Problem details: If you see a picture in the data below, omit it and copy the rest exactly.

Data supplied:
---

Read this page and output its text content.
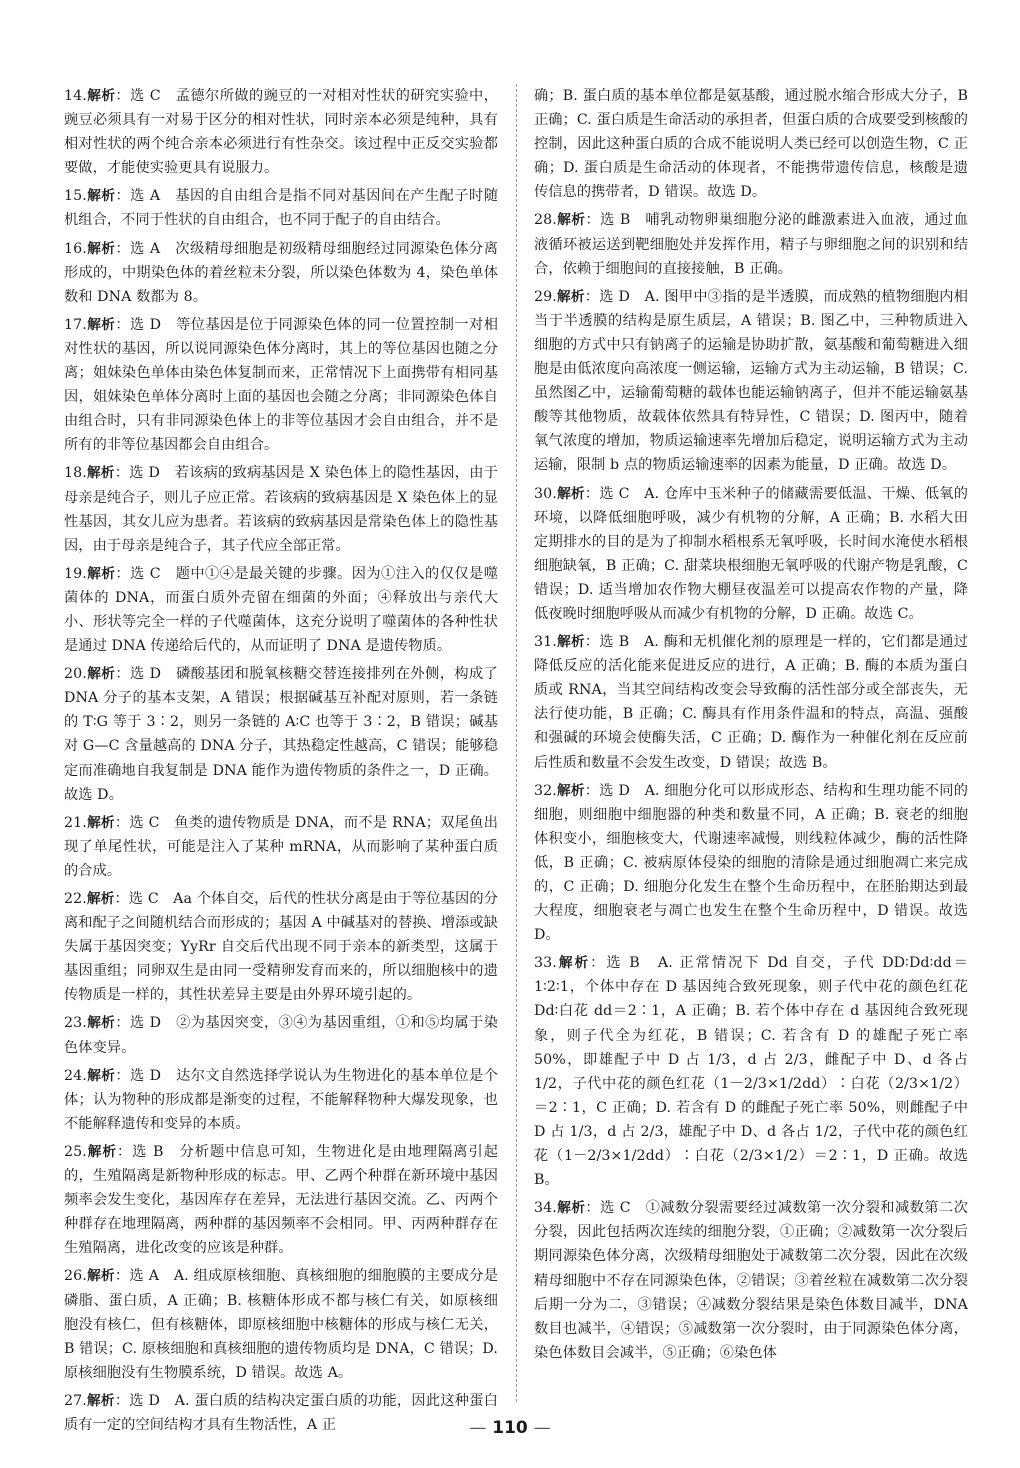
14.解析：选 C　孟德尔所做的豌豆的一对相对性状的研究实验中，豌豆必须具有一对易于区分的相对性状，同时亲本必须是纯种，具有相对性状的两个纯合亲本必须进行有性杂交。该过程中正反交实验都要做，才能使实验更具有说服力。

15.解析：选 A　基因的自由组合是指不同对基因间在产生配子时随机组合，不同于性状的自由组合，也不同于配子的自由结合。

16.解析：选 A　次级精母细胞是初级精母细胞经过同源染色体分离形成的，中期染色体的着丝粒未分裂，所以染色体数为 4，染色单体数和 DNA 数都为 8。

17.解析：选 D　等位基因是位于同源染色体的同一位置控制一对相对性状的基因，所以说同源染色体分离时，其上的等位基因也随之分离；姐妹染色单体由染色体复制而来，正常情况下上面携带有相同基因，姐妹染色单体分离时上面的基因也会随之分离；非同源染色体自由组合时，只有非同源染色体上的非等位基因才会自由组合，并不是所有的非等位基因都会自由组合。

18.解析：选 D　若该病的致病基因是 X 染色体上的隐性基因，由于母亲是纯合子，则儿子应正常。若该病的致病基因是 X 染色体上的显性基因，其女儿应为患者。若该病的致病基因是常染色体上的隐性基因，由于母亲是纯合子，其子代应全部正常。

19.解析：选 C　题中①④是最关键的步骤。因为①注入的仅仅是噬菌体的 DNA，而蛋白质外壳留在细菌的外面；④释放出与亲代大小、形状等完全一样的子代噬菌体，这充分说明了噬菌体的各种性状是通过 DNA 传递给后代的，从而证明了 DNA 是遗传物质。

20.解析：选 D　磷酸基团和脱氧核糖交替连接排列在外侧，构成了 DNA 分子的基本支架，A 错误；根据碱基互补配对原则，若一条链的 T∶G 等于 3∶2，则另一条链的 A∶C 也等于 3∶2，B 错误；碱基对 G—C 含量越高的 DNA 分子，其热稳定性越高，C 错误；能够稳定而准确地自我复制是 DNA 能作为遗传物质的条件之一，D 正确。故选 D。

21.解析：选 C　鱼类的遗传物质是 DNA，而不是 RNA；双尾鱼出现了单尾性状，可能是注入了某种 mRNA，从而影响了某种蛋白质的合成。

22.解析：选 C　Aa 个体自交，后代的性状分离是由于等位基因的分离和配子之间随机结合而形成的；基因 A 中碱基对的替换、增添或缺失属于基因突变；YyRr 自交后代出现不同于亲本的新类型，这属于基因重组；同卵双生是由同一受精卵发育而来的，所以细胞核中的遗传物质是一样的，其性状差异主要是由外界环境引起的。

23.解析：选 D　②为基因突变，③④为基因重组，①和⑤均属于染色体变异。

24.解析：选 D　达尔文自然选择学说认为生物进化的基本单位是个体；认为物种的形成都是渐变的过程，不能解释物种大爆发现象，也不能解释遗传和变异的本质。

25.解析：选 B　分析题中信息可知，生物进化是由地理隔离引起的，生殖隔离是新物种形成的标志。甲、乙两个种群在新环境中基因频率会发生变化，基因库存在差异，无法进行基因交流。乙、丙两个种群存在地理隔离，两种群的基因频率不会相同。甲、丙两种群存在生殖隔离，进化改变的应该是种群。

26.解析：选 A　A. 组成原核细胞、真核细胞的细胞膜的主要成分是磷脂、蛋白质，A 正确；B. 核糖体形成不都与核仁有关，如原核细胞没有核仁，但有核糖体，即原核细胞中核糖体的形成与核仁无关，B 错误；C. 原核细胞和真核细胞的遗传物质均是 DNA，C 错误；D. 原核细胞没有生物膜系统，D 错误。故选 A。

27.解析：选 D　A. 蛋白质的结构决定蛋白质的功能，因此这种蛋白质有一定的空间结构才具有生物活性，A 正

确；B. 蛋白质的基本单位都是氨基酸，通过脱水缩合形成大分子，B 正确；C. 蛋白质是生命活动的承担者，但蛋白质的合成要受到核酸的控制，因此这种蛋白质的合成不能说明人类已经可以创造生物，C 正确；D. 蛋白质是生命活动的体现者，不能携带遗传信息，核酸是遗传信息的携带者，D 错误。故选 D。

28.解析：选 B　哺乳动物卵巢细胞分泌的雌激素进入血液，通过血液循环被运送到靶细胞处并发挥作用，精子与卵细胞之间的识别和结合，依赖于细胞间的直接接触，B 正确。

29.解析：选 D　A. 图甲中③指的是半透膜，而成熟的植物细胞内相当于半透膜的结构是原生质层，A 错误；B. 图乙中，三种物质进入细胞的方式中只有钠离子的运输是协助扩散，氨基酸和葡萄糖进入细胞是由低浓度向高浓度一侧运输，运输方式为主动运输，B 错误；C. 虽然图乙中，运输葡萄糖的载体也能运输钠离子，但并不能运输氨基酸等其他物质，故载体依然具有特异性，C 错误；D. 图丙中，随着氧气浓度的增加，物质运输速率先增加后稳定，说明运输方式为主动运输，限制 b 点的物质运输速率的因素为能量，D 正确。故选 D。

30.解析：选 C　A. 仓库中玉米种子的储藏需要低温、干燥、低氧的环境，以降低细胞呼吸，减少有机物的分解，A 正确；B. 水稻大田定期排水的目的是为了抑制水稻根系无氧呼吸，长时间水淹使水稻根细胞缺氧，B 正确；C. 甜菜块根细胞无氧呼吸的代谢产物是乳酸，C 错误；D. 适当增加农作物大棚昼夜温差可以提高农作物的产量，降低夜晚时细胞呼吸从而减少有机物的分解，D 正确。故选 C。

31.解析：选 B　A. 酶和无机催化剂的原理是一样的，它们都是通过降低反应的活化能来促进反应的进行，A 正确；B. 酶的本质为蛋白质或 RNA，当其空间结构改变会导致酶的活性部分或全部丧失，无法行使功能，B 正确；C. 酶具有作用条件温和的特点，高温、强酸和强碱的环境会使酶失活，C 正确；D. 酶作为一种催化剂在反应前后性质和数量不会发生改变，D 错误；故选 B。

32.解析：选 D　A. 细胞分化可以形成形态、结构和生理功能不同的细胞，则细胞中细胞器的种类和数量不同，A 正确；B. 衰老的细胞体积变小，细胞核变大，代谢速率减慢，则线粒体减少，酶的活性降低，B 正确；C. 被病原体侵染的细胞的清除是通过细胞凋亡来完成的，C 正确；D. 细胞分化发生在整个生命历程中，在胚胎期达到最大程度，细胞衰老与凋亡也发生在整个生命历程中，D 错误。故选 D。

33.解析：选 B　A. 正常情况下 Dd 自交，子代 DD∶Dd∶dd＝1∶2∶1，个体中存在 D 基因纯合致死现象，则子代中花的颜色红花 Dd∶白花 dd＝2∶1，A 正确；B. 若个体中存在 d 基因纯合致死现象，则子代全为红花，B 错误；C. 若含有 D 的雄配子死亡率 50%，即雄配子中 D 占 1/3，d 占 2/3，雌配子中 D、d 各占 1/2，子代中花的颜色红花（1－2/3×1/2dd）∶白花（2/3×1/2）＝2∶1，C 正确；D. 若含有 D 的雌配子死亡率 50%，则雌配子中 D 占 1/3，d 占 2/3，雄配子中 D、d 各占 1/2，子代中花的颜色红花（1－2/3×1/2dd）∶白花（2/3×1/2）＝2∶1，D 正确。故选 B。

34.解析：选 C　①减数分裂需要经过减数第一次分裂和减数第二次分裂，因此包括两次连续的细胞分裂，①正确；②减数第一次分裂后期同源染色体分离，次级精母细胞处于减数第二次分裂，因此在次级精母细胞中不存在同源染色体，②错误；③着丝粒在减数第二次分裂后期一分为二，③错误；④减数分裂结果是染色体数目减半，DNA 数目也减半，④错误；⑤减数第一次分裂时，由于同源染色体分离，染色体数目会减半，⑤正确；⑥染色体

— 110 —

---

Reply to the exercise:
Read this page and output its text content.
14.解析：选 C　孟德尔所做的豌豆的一对相对性状的研究实验中，豌豆必须具有一对易于区分的相对性状，同时亲本必须是纯种，具有相对性状的两个纯合亲本必须进行有性杂交。该过程中正反交实验都要做，才能使实验更具有说服力。

15.解析：选 A　基因的自由组合是指不同对基因间在产生配子时随机组合，不同于性状的自由组合，也不同于配子的自由结合。

16.解析：选 A　次级精母细胞是初级精母细胞经过同源染色体分离形成的，中期染色体的着丝粒未分裂，所以染色体数为 4，染色单体数和 DNA 数都为 8。

17.解析：选 D　等位基因是位于同源染色体的同一位置控制一对相对性状的基因，所以说同源染色体分离时，其上的等位基因也随之分离；姐妹染色单体由染色体复制而来，正常情况下上面携带有相同基因，姐妹染色单体分离时上面的基因也会随之分离；非同源染色体自由组合时，只有非同源染色体上的非等位基因才会自由组合，并不是所有的非等位基因都会自由组合。

18.解析：选 D　若该病的致病基因是 X 染色体上的隐性基因，由于母亲是纯合子，则儿子应正常。若该病的致病基因是 X 染色体上的显性基因，其女儿应为患者。若该病的致病基因是常染色体上的隐性基因，由于母亲是纯合子，其子代应全部正常。

19.解析：选 C　题中①④是最关键的步骤。因为①注入的仅仅是噬菌体的 DNA，而蛋白质外壳留在细菌的外面；④释放出与亲代大小、形状等完全一样的子代噬菌体，这充分说明了噬菌体的各种性状是通过 DNA 传递给后代的，从而证明了 DNA 是遗传物质。

20.解析：选 D　磷酸基团和脱氧核糖交替连接排列在外侧，构成了 DNA 分子的基本支架，A 错误；根据碱基互补配对原则，若一条链的 T∶G 等于 3∶2，则另一条链的 A∶C 也等于 3∶2，B 错误；碱基对 G—C 含量越高的 DNA 分子，其热稳定性越高，C 错误；能够稳定而准确地自我复制是 DNA 能作为遗传物质的条件之一，D 正确。故选 D。

21.解析：选 C　鱼类的遗传物质是 DNA，而不是 RNA；双尾鱼出现了单尾性状，可能是注入了某种 mRNA，从而影响了某种蛋白质的合成。

22.解析：选 C　Aa 个体自交，后代的性状分离是由于等位基因的分离和配子之间随机结合而形成的；基因 A 中碱基对的替换、增添或缺失属于基因突变；YyRr 自交后代出现不同于亲本的新类型，这属于基因重组；同卵双生是由同一受精卵发育而来的，所以细胞核中的遗传物质是一样的，其性状差异主要是由外界环境引起的。

23.解析：选 D　②为基因突变，③④为基因重组，①和⑤均属于染色体变异。

24.解析：选 D　达尔文自然选择学说认为生物进化的基本单位是个体；认为物种的形成都是渐变的过程，不能解释物种大爆发现象，也不能解释遗传和变异的本质。

25.解析：选 B　分析题中信息可知，生物进化是由地理隔离引起的，生殖隔离是新物种形成的标志。甲、乙两个种群在新环境中基因频率会发生变化，基因库存在差异，无法进行基因交流。乙、丙两个种群存在地理隔离，两种群的基因频率不会相同。甲、丙两种群存在生殖隔离，进化改变的应该是种群。

26.解析：选 A　A. 组成原核细胞、真核细胞的细胞膜的主要成分是磷脂、蛋白质，A 正确；B. 核糖体形成不都与核仁有关，如原核细胞没有核仁，但有核糖体，即原核细胞中核糖体的形成与核仁无关，B 错误；C. 原核细胞和真核细胞的遗传物质均是 DNA，C 错误；D. 原核细胞没有生物膜系统，D 错误。故选 A。

27.解析：选 D　A. 蛋白质的结构决定蛋白质的功能，因此这种蛋白质有一定的空间结构才具有生物活性，A 正

确；B. 蛋白质的基本单位都是氨基酸，通过脱水缩合形成大分子，B 正确；C. 蛋白质是生命活动的承担者，但蛋白质的合成要受到核酸的控制，因此这种蛋白质的合成不能说明人类已经可以创造生物，C 正确；D. 蛋白质是生命活动的体现者，不能携带遗传信息，核酸是遗传信息的携带者，D 错误。故选 D。

28.解析：选 B　哺乳动物卵巢细胞分泌的雌激素进入血液，通过血液循环被运送到靶细胞处并发挥作用，精子与卵细胞之间的识别和结合，依赖于细胞间的直接接触，B 正确。

29.解析：选 D　A. 图甲中③指的是半透膜，而成熟的植物细胞内相当于半透膜的结构是原生质层，A 错误；B. 图乙中，三种物质进入细胞的方式中只有钠离子的运输是协助扩散，氨基酸和葡萄糖进入细胞是由低浓度向高浓度一侧运输，运输方式为主动运输，B 错误；C. 虽然图乙中，运输葡萄糖的载体也能运输钠离子，但并不能运输氨基酸等其他物质，故载体依然具有特异性，C 错误；D. 图丙中，随着氧气浓度的增加，物质运输速率先增加后稳定，说明运输方式为主动运输，限制 b 点的物质运输速率的因素为能量，D 正确。故选 D。

30.解析：选 C　A. 仓库中玉米种子的储藏需要低温、干燥、低氧的环境，以降低细胞呼吸，减少有机物的分解，A 正确；B. 水稻大田定期排水的目的是为了抑制水稻根系无氧呼吸，长时间水淹使水稻根细胞缺氧，B 正确；C. 甜菜块根细胞无氧呼吸的代谢产物是乳酸，C 错误；D. 适当增加农作物大棚昼夜温差可以提高农作物的产量，降低夜晚时细胞呼吸从而减少有机物的分解，D 正确。故选 C。

31.解析：选 B　A. 酶和无机催化剂的原理是一样的，它们都是通过降低反应的活化能来促进反应的进行，A 正确；B. 酶的本质为蛋白质或 RNA，当其空间结构改变会导致酶的活性部分或全部丧失，无法行使功能，B 正确；C. 酶具有作用条件温和的特点，高温、强酸和强碱的环境会使酶失活，C 正确；D. 酶作为一种催化剂在反应前后性质和数量不会发生改变，D 错误；故选 B。

32.解析：选 D　A. 细胞分化可以形成形态、结构和生理功能不同的细胞，则细胞中细胞器的种类和数量不同，A 正确；B. 衰老的细胞体积变小，细胞核变大，代谢速率减慢，则线粒体减少，酶的活性降低，B 正确；C. 被病原体侵染的细胞的清除是通过细胞凋亡来完成的，C 正确；D. 细胞分化发生在整个生命历程中，在胚胎期达到最大程度，细胞衰老与凋亡也发生在整个生命历程中，D 错误。故选 D。

33.解析：选 B　A. 正常情况下 Dd 自交，子代 DD∶Dd∶dd＝1∶2∶1，个体中存在 D 基因纯合致死现象，则子代中花的颜色红花 Dd∶白花 dd＝2∶1，A 正确；B. 若个体中存在 d 基因纯合致死现象，则子代全为红花，B 错误；C. 若含有 D 的雄配子死亡率 50%，即雄配子中 D 占 1/3，d 占 2/3，雌配子中 D、d 各占 1/2，子代中花的颜色红花（1－2/3×1/2dd）∶白花（2/3×1/2）＝2∶1，C 正确；D. 若含有 D 的雌配子死亡率 50%，则雌配子中 D 占 1/3，d 占 2/3，雄配子中 D、d 各占 1/2，子代中花的颜色红花（1－2/3×1/2dd）∶白花（2/3×1/2）＝2∶1，D 正确。故选 B。

34.解析：选 C　①减数分裂需要经过减数第一次分裂和减数第二次分裂，因此包括两次连续的细胞分裂，①正确；②减数第一次分裂后期同源染色体分离，次级精母细胞处于减数第二次分裂，因此在次级精母细胞中不存在同源染色体，②错误；③着丝粒在减数第二次分裂后期一分为二，③错误；④减数分裂结果是染色体数目减半，DNA 数目也减半，④错误；⑤减数第一次分裂时，由于同源染色体分离，染色体数目会减半，⑤正确；⑥染色体

— 110 —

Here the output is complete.